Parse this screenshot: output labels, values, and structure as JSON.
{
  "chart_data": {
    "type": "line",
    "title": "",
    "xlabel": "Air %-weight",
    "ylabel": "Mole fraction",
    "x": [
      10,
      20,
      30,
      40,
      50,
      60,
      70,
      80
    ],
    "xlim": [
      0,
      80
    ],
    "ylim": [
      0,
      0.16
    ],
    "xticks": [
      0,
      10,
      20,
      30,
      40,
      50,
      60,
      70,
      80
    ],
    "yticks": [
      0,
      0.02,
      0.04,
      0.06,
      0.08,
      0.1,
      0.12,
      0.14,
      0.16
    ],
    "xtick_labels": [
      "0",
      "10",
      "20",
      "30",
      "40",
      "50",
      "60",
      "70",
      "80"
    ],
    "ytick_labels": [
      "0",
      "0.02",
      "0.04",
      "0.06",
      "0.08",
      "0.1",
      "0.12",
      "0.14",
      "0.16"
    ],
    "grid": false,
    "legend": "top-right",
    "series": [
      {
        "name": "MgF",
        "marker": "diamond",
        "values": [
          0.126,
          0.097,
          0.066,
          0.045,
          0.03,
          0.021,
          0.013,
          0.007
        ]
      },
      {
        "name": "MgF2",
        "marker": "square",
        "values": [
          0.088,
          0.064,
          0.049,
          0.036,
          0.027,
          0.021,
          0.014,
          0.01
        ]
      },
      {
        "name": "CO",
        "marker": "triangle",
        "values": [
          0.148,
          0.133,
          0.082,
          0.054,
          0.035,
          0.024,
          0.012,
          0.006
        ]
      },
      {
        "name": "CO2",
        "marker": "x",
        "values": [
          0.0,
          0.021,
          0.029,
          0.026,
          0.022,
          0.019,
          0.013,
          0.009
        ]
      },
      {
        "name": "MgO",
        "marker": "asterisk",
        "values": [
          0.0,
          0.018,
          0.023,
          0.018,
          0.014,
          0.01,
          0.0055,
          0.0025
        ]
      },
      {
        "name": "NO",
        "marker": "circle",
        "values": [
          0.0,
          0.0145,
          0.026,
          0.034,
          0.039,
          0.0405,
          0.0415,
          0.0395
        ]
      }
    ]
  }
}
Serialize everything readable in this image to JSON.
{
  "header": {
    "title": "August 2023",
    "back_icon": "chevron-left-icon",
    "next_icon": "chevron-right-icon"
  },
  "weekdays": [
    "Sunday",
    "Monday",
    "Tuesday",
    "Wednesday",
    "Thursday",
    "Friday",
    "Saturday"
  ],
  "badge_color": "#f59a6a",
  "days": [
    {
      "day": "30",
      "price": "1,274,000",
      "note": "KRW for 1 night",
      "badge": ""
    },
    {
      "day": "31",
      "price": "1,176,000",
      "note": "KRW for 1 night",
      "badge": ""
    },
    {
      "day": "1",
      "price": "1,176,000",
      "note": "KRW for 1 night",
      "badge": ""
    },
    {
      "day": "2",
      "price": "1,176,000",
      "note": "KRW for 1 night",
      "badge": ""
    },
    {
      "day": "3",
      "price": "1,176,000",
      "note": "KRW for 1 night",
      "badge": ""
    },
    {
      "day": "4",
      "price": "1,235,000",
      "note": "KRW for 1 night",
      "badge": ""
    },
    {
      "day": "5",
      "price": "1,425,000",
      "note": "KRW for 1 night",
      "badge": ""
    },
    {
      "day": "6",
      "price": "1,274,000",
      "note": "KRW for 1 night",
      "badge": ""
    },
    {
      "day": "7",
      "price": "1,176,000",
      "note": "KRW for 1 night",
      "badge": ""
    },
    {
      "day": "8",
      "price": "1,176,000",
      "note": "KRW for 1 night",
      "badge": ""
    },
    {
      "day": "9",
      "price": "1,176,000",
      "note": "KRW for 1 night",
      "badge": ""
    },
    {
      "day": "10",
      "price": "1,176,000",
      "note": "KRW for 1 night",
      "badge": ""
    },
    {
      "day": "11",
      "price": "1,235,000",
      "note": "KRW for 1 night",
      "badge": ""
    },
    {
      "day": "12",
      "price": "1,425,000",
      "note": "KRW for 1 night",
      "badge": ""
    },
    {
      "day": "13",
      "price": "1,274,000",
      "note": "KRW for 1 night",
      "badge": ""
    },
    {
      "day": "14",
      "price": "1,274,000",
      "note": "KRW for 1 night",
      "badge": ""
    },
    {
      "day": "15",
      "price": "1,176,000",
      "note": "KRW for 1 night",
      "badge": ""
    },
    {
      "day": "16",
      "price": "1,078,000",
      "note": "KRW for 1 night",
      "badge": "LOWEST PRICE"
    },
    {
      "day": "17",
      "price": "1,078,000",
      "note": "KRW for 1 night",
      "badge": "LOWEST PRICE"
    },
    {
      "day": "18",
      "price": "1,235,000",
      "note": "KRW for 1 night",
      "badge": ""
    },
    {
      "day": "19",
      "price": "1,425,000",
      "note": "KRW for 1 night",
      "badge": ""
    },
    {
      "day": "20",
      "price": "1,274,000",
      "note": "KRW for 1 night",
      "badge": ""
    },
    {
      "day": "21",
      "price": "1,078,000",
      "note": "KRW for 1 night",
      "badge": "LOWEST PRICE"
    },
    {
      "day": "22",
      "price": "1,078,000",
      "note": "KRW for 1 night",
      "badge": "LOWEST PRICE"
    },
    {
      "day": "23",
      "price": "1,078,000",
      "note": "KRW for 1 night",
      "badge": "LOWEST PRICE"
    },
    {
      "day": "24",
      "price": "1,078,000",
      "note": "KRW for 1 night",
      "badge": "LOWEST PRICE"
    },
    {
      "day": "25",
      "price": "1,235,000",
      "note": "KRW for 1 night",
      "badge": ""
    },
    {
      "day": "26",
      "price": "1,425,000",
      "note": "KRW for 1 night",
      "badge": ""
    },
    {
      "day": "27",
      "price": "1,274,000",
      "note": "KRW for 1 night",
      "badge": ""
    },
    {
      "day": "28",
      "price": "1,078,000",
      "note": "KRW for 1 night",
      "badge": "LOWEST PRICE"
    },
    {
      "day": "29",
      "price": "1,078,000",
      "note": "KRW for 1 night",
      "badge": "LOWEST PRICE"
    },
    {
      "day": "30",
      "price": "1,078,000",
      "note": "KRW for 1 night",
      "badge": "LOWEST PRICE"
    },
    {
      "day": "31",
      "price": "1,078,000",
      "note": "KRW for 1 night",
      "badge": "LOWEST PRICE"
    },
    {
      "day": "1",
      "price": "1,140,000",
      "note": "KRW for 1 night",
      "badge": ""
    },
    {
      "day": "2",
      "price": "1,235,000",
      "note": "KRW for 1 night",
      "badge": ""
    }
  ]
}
--------------------------------------------------
_WHAT IS EXPECTED:_ Search the data for "right" and list every line in which it occurs.

_TASK ANSWER:_
    "legend": "top-right",
    "next_icon": "chevron-right-icon"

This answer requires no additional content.